WHAT YOU WILL DO =>
Single out the lines of the material that contain "Device" and copy them.

DATA RECORDS =>
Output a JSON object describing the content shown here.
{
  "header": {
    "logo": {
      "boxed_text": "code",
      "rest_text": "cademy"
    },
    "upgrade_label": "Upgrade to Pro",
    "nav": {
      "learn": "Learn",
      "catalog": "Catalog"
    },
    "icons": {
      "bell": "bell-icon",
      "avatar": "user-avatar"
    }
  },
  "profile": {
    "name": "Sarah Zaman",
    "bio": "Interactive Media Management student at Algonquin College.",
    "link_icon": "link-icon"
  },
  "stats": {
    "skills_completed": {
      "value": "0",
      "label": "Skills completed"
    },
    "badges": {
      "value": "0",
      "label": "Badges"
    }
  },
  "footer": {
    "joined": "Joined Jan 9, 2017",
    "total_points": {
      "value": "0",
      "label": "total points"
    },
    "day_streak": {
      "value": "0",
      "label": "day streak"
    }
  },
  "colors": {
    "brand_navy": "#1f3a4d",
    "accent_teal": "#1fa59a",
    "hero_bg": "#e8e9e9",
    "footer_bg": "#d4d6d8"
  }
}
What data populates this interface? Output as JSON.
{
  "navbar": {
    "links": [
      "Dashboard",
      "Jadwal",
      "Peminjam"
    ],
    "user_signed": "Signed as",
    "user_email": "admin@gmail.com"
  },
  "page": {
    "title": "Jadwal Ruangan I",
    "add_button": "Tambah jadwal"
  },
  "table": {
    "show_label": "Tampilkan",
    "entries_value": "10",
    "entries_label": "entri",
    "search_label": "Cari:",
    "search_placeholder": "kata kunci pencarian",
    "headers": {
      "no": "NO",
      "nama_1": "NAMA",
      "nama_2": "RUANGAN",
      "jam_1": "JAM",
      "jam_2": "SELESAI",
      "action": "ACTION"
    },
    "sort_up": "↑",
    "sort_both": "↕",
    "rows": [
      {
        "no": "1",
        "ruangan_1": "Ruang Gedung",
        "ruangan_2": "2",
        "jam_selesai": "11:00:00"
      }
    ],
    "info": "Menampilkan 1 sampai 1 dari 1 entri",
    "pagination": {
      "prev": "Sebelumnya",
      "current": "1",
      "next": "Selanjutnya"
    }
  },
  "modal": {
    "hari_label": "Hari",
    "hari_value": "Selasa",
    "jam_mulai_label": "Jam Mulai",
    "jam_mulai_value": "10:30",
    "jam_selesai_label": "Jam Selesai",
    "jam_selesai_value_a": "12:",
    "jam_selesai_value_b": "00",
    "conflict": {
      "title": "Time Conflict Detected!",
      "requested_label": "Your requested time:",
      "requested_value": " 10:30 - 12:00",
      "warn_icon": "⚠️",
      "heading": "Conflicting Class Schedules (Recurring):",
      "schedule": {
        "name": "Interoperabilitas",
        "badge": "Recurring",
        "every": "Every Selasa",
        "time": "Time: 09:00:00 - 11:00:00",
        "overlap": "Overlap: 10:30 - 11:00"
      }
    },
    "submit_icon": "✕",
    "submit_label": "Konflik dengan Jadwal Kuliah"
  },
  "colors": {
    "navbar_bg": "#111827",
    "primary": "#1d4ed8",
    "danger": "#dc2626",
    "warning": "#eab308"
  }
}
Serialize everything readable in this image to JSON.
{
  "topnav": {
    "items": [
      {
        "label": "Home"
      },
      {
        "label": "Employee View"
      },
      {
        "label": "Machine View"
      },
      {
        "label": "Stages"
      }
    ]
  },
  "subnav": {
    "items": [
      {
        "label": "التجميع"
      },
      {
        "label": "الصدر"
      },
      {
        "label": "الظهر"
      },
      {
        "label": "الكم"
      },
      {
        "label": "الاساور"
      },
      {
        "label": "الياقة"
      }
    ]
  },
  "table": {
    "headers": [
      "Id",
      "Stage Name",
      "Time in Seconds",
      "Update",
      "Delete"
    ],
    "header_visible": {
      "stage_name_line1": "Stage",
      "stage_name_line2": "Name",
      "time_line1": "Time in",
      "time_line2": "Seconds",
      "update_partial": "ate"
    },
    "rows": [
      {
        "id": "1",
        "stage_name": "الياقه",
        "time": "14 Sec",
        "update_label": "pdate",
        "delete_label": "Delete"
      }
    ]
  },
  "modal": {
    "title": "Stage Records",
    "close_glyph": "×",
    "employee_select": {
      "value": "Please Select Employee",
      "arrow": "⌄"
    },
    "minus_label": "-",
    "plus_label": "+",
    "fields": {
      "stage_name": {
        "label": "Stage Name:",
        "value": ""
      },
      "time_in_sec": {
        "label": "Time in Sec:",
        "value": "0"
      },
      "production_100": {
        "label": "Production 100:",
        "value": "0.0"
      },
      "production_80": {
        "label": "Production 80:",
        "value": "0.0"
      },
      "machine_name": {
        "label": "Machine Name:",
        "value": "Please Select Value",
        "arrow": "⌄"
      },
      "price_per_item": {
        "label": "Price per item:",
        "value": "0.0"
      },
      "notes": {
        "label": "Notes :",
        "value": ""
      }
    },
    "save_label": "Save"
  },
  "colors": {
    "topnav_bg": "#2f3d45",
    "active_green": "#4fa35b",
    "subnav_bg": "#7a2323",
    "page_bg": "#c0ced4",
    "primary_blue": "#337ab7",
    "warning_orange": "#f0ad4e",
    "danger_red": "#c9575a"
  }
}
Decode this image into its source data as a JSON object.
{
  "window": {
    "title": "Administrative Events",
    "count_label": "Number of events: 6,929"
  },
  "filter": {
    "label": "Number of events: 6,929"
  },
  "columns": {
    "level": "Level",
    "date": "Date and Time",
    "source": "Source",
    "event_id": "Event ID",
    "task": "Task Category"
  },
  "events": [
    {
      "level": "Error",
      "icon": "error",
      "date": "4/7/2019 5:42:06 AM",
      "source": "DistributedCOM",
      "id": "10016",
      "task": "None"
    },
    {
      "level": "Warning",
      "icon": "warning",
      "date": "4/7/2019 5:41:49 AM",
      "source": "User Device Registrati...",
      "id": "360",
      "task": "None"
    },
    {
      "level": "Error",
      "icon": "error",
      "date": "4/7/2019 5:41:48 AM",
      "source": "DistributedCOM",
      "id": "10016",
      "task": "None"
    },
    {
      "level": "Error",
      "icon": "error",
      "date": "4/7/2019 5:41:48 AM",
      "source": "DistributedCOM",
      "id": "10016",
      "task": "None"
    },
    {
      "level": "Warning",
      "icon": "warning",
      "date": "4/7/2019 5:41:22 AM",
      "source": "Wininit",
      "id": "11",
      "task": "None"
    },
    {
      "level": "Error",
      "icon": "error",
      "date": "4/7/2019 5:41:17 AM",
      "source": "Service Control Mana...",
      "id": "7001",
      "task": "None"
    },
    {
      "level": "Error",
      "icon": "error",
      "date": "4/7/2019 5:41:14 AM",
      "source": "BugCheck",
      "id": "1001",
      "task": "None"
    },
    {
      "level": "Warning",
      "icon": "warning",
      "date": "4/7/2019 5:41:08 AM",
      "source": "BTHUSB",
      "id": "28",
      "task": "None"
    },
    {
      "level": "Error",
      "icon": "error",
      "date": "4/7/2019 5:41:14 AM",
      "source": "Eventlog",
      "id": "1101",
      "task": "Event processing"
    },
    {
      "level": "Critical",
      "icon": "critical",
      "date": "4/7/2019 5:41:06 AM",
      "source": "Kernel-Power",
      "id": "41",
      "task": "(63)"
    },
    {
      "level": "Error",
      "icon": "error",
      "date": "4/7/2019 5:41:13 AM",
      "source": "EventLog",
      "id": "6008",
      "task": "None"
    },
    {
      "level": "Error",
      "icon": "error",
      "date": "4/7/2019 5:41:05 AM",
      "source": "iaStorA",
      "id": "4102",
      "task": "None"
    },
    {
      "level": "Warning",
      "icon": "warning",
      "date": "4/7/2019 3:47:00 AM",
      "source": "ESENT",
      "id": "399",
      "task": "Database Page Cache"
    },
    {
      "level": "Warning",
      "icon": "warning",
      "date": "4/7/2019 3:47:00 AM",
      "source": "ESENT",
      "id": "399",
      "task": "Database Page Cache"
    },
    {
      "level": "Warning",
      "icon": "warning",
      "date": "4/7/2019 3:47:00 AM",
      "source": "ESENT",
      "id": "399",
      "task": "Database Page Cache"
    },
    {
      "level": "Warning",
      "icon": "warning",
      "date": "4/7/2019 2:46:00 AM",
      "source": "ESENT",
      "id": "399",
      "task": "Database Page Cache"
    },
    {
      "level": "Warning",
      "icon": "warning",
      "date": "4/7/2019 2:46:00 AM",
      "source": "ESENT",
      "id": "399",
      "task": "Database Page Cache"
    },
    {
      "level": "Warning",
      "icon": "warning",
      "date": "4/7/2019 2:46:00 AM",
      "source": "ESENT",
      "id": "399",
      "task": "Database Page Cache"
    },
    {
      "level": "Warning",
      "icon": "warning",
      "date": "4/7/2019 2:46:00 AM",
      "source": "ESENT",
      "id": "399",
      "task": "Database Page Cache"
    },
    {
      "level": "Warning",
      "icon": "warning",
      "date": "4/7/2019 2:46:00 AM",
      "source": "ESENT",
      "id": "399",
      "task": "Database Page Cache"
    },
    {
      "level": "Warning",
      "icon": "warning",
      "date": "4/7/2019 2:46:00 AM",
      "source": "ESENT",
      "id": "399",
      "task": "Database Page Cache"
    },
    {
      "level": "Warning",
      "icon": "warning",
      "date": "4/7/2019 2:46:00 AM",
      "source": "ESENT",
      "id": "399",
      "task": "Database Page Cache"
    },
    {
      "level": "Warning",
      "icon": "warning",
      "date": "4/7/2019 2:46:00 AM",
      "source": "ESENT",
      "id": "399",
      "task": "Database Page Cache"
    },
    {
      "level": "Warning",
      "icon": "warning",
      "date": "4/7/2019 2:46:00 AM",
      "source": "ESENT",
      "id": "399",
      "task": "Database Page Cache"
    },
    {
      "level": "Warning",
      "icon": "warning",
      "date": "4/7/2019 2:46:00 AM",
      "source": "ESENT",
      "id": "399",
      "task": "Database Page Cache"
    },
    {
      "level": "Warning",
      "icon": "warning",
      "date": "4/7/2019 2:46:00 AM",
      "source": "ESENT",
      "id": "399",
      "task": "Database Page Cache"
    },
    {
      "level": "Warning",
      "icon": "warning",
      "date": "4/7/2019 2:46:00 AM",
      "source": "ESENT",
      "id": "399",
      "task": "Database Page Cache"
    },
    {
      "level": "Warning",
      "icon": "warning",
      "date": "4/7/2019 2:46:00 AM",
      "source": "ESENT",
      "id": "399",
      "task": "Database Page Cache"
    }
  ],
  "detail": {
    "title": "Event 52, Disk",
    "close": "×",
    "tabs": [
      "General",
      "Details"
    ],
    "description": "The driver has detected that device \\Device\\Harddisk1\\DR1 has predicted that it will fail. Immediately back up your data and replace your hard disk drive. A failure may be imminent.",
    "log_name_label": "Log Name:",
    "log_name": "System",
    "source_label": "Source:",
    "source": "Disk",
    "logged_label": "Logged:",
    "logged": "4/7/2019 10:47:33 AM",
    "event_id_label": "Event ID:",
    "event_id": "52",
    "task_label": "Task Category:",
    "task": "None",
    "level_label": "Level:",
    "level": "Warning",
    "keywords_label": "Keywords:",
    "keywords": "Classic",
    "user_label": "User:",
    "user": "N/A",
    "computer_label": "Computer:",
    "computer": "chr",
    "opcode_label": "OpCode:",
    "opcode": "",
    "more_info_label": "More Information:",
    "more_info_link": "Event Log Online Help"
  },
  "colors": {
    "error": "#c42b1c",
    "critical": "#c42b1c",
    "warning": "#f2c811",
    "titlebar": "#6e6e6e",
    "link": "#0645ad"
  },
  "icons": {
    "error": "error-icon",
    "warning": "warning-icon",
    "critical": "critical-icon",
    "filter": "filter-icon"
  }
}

EXERCISE SOLUTION =>
      "source": "User Device Registrati...",
    "description": "The driver has detected that device \\Device\\Harddisk1\\DR1 has predicted that it will fail. Immediately back up your data and replace your hard disk drive. A failure may be imminent.",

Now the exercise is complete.